Objective: Print the listing that follows, character for character.

Given records:
--------

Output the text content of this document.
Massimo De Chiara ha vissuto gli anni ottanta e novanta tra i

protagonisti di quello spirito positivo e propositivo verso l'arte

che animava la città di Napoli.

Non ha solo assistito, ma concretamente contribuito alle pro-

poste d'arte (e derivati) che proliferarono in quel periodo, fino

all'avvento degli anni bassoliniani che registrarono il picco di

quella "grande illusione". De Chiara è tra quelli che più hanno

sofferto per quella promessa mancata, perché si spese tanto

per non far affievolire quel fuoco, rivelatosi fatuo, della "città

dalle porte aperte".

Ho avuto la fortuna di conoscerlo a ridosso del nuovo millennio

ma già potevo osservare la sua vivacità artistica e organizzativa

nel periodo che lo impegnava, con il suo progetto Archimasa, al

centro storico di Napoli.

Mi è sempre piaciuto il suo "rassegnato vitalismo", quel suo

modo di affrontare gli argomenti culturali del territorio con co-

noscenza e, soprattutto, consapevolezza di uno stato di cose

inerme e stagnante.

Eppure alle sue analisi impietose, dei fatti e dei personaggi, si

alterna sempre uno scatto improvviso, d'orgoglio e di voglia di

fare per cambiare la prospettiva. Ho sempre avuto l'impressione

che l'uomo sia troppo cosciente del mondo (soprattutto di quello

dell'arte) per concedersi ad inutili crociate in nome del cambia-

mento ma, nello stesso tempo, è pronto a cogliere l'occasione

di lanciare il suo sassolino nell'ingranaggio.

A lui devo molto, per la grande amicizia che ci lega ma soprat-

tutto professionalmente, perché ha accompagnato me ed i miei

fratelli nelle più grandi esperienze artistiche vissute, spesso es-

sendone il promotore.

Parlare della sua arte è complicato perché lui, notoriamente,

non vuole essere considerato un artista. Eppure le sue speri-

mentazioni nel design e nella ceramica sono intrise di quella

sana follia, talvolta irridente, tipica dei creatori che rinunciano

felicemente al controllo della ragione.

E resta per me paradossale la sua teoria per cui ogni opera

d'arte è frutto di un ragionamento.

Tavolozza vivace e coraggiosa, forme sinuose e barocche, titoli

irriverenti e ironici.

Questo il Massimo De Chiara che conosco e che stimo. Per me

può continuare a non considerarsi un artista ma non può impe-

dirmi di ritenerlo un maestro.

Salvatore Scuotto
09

--------

Output for this exercise:
Output the text content of this document.
Massimo De Chiara ha vissuto gli anni ottanta e novanta tra i

protagonisti di quello spirito positivo e propositivo verso l'arte

che animava la città di Napoli.

Non ha solo assistito, ma concretamente contribuito alle pro-

poste d'arte (e derivati) che proliferarono in quel periodo, fino

all'avvento degli anni bassoliniani che registrarono il picco di

quella "grande illusione". De Chiara è tra quelli che più hanno

sofferto per quella promessa mancata, perché si spese tanto

per non far affievolire quel fuoco, rivelatosi fatuo, della "città

dalle porte aperte".

Ho avuto la fortuna di conoscerlo a ridosso del nuovo millennio

ma già potevo osservare la sua vivacità artistica e organizzativa

nel periodo che lo impegnava, con il suo progetto Archimasa, al

centro storico di Napoli.

Mi è sempre piaciuto il suo "rassegnato vitalismo", quel suo

modo di affrontare gli argomenti culturali del territorio con co-

noscenza e, soprattutto, consapevolezza di uno stato di cose

inerme e stagnante.

Eppure alle sue analisi impietose, dei fatti e dei personaggi, si

alterna sempre uno scatto improvviso, d'orgoglio e di voglia di

fare per cambiare la prospettiva. Ho sempre avuto l'impressione

che l'uomo sia troppo cosciente del mondo (soprattutto di quello

dell'arte) per concedersi ad inutili crociate in nome del cambia-

mento ma, nello stesso tempo, è pronto a cogliere l'occasione

di lanciare il suo sassolino nell'ingranaggio.

A lui devo molto, per la grande amicizia che ci lega ma soprat-

tutto professionalmente, perché ha accompagnato me ed i miei

fratelli nelle più grandi esperienze artistiche vissute, spesso es-

sendone il promotore.

Parlare della sua arte è complicato perché lui, notoriamente,

non vuole essere considerato un artista. Eppure le sue speri-

mentazioni nel design e nella ceramica sono intrise di quella

sana follia, talvolta irridente, tipica dei creatori che rinunciano

felicemente al controllo della ragione.

E resta per me paradossale la sua teoria per cui ogni opera

d'arte è frutto di un ragionamento.

Tavolozza vivace e coraggiosa, forme sinuose e barocche, titoli

irriverenti e ironici.

Questo il Massimo De Chiara che conosco e che stimo. Per me

può continuare a non considerarsi un artista ma non può impe-

dirmi di ritenerlo un maestro.

Salvatore Scuotto
09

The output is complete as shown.